▶ _EXERCISE_: Where a line holds "Inclusion", copy it.

▶ _MATERIAL SHOWN_:
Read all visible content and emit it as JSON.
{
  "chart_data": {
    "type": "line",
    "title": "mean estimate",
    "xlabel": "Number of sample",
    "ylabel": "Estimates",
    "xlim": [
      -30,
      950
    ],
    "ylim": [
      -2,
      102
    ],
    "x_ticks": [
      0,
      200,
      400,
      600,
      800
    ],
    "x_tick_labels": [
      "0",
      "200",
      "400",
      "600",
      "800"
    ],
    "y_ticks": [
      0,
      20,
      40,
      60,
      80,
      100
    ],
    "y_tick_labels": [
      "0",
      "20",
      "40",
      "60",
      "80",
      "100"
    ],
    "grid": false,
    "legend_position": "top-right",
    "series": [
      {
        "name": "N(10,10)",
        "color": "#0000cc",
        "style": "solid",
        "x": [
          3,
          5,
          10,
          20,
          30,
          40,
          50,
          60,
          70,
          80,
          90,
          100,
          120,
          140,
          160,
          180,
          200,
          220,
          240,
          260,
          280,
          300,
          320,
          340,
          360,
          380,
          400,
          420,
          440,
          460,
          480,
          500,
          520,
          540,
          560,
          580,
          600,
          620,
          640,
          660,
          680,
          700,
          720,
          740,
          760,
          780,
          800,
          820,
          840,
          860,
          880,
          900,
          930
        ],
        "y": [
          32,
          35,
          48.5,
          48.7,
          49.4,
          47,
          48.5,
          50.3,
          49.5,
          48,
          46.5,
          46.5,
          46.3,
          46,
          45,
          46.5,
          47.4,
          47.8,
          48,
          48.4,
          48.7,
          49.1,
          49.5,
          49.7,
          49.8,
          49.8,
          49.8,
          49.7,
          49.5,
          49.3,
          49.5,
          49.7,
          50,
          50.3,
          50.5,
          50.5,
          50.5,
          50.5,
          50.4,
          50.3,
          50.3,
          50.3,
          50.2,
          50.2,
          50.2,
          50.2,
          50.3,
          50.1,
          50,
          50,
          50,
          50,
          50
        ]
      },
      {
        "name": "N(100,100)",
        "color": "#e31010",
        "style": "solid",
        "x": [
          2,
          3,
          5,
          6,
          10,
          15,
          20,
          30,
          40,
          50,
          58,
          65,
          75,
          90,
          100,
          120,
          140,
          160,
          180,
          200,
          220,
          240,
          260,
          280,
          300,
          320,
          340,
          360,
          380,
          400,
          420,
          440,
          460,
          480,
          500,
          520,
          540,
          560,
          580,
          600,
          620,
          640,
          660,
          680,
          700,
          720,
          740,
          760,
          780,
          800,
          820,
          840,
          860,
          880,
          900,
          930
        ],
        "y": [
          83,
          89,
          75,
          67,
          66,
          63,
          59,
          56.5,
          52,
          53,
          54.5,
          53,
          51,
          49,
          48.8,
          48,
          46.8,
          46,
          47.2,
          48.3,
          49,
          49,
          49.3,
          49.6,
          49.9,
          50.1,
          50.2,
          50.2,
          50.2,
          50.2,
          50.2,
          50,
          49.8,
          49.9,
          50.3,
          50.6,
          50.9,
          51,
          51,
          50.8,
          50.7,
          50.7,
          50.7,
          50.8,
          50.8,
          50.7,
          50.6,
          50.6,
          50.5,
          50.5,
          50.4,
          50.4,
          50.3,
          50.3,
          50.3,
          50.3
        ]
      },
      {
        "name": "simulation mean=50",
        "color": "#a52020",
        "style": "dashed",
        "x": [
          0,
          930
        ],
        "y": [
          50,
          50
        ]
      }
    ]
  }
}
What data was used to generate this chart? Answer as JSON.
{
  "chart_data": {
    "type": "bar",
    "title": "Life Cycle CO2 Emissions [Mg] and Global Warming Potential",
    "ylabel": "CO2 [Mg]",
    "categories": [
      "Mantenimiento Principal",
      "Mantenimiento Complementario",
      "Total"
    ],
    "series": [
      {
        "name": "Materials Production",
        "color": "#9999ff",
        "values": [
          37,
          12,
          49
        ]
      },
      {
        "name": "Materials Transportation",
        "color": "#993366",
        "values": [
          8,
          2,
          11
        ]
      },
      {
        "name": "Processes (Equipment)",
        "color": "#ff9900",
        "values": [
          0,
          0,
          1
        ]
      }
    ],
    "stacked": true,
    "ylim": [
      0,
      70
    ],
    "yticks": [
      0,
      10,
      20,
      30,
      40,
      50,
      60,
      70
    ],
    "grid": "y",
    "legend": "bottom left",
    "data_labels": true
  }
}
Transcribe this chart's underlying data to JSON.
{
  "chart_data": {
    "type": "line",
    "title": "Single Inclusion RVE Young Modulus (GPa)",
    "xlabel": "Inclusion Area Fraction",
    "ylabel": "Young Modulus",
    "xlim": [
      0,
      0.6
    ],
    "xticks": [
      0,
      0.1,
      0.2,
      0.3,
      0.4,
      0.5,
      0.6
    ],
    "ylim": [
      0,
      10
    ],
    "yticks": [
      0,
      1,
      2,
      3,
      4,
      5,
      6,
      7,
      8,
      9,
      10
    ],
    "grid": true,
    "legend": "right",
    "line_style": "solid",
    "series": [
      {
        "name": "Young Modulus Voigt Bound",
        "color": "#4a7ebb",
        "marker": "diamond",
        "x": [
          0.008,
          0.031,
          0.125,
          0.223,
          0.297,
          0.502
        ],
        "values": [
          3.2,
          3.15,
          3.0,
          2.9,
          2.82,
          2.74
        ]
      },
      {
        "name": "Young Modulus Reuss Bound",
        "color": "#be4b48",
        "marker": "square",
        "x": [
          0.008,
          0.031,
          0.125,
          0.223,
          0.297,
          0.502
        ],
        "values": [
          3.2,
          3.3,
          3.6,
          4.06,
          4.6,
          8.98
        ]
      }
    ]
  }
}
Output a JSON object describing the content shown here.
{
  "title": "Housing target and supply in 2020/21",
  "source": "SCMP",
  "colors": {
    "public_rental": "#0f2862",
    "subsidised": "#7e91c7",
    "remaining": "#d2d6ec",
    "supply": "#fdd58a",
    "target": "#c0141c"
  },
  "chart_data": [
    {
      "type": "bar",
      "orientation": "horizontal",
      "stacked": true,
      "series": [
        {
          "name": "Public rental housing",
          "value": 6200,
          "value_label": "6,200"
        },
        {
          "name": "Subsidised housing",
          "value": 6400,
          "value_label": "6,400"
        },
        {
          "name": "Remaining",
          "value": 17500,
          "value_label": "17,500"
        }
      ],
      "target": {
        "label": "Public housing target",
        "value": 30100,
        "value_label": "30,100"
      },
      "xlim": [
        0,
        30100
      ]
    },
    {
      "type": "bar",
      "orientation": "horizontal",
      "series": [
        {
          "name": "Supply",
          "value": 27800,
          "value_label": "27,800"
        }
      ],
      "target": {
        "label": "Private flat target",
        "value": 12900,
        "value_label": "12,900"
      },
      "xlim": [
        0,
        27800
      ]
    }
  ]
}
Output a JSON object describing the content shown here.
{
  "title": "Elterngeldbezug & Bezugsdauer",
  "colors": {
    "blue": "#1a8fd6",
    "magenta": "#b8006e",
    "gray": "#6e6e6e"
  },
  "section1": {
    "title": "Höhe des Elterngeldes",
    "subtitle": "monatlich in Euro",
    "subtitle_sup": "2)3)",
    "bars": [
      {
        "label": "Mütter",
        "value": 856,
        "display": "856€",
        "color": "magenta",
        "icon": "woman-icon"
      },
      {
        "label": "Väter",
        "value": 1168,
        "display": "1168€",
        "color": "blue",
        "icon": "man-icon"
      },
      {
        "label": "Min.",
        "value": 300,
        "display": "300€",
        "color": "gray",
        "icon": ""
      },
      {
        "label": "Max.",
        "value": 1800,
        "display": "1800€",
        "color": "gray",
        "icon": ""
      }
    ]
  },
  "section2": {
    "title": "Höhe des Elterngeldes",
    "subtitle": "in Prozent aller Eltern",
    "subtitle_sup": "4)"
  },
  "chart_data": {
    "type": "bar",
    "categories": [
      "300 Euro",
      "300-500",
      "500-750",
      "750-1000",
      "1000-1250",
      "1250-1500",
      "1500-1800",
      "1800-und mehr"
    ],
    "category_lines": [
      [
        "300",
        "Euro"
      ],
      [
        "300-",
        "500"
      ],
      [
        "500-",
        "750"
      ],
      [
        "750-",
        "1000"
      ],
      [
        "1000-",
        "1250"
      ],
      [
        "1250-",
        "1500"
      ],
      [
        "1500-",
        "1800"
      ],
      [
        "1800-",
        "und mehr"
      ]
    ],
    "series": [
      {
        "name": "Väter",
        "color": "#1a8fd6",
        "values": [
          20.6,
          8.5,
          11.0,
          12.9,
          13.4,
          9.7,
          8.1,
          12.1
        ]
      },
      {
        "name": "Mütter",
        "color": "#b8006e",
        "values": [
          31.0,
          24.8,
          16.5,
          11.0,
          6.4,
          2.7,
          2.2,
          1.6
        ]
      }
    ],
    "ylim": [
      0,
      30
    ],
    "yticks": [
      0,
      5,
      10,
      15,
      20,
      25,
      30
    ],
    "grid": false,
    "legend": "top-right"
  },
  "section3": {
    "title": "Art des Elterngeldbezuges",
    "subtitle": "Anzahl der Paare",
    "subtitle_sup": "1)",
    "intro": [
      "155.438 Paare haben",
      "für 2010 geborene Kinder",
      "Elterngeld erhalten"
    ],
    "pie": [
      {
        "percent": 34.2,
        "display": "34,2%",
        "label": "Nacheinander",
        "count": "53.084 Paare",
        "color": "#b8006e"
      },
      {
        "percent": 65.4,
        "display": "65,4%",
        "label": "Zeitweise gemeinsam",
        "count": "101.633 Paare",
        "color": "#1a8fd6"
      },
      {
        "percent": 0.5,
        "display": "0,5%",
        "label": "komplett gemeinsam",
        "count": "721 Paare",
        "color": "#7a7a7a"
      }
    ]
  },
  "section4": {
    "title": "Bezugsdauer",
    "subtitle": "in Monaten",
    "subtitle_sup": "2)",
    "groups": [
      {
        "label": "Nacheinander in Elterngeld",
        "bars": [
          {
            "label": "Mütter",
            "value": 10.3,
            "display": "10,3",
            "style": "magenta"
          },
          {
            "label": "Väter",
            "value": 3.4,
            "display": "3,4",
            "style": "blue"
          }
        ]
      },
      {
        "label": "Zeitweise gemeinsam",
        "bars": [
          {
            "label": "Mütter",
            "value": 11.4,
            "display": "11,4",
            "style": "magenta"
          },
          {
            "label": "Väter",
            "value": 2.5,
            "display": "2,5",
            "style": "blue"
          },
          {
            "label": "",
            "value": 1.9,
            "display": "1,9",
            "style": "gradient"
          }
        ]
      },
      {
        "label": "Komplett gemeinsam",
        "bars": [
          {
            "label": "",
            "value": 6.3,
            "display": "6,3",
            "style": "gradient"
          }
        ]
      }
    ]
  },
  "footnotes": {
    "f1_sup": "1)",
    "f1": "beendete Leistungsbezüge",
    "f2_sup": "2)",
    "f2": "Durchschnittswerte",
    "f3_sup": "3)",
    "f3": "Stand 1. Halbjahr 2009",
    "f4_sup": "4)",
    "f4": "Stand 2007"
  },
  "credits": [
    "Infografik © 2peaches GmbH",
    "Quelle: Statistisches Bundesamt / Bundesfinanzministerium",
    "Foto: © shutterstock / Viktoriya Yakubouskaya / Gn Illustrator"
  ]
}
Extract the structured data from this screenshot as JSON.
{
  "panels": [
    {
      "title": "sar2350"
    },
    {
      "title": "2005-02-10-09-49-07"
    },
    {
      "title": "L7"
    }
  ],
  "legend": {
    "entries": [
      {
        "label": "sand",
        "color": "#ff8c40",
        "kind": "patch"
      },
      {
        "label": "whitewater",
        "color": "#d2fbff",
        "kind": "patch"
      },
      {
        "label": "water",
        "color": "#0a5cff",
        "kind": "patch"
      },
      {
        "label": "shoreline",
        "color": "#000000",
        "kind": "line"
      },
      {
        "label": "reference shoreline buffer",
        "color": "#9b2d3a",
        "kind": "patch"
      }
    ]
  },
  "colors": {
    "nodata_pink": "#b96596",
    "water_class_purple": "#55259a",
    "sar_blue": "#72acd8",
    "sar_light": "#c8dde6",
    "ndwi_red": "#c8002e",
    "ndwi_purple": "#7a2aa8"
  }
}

▶ _RESPONSE FOR THIS EXERCISE_:
    "title": "Single Inclusion RVE Young Modulus (GPa)",
    "xlabel": "Inclusion Area Fraction",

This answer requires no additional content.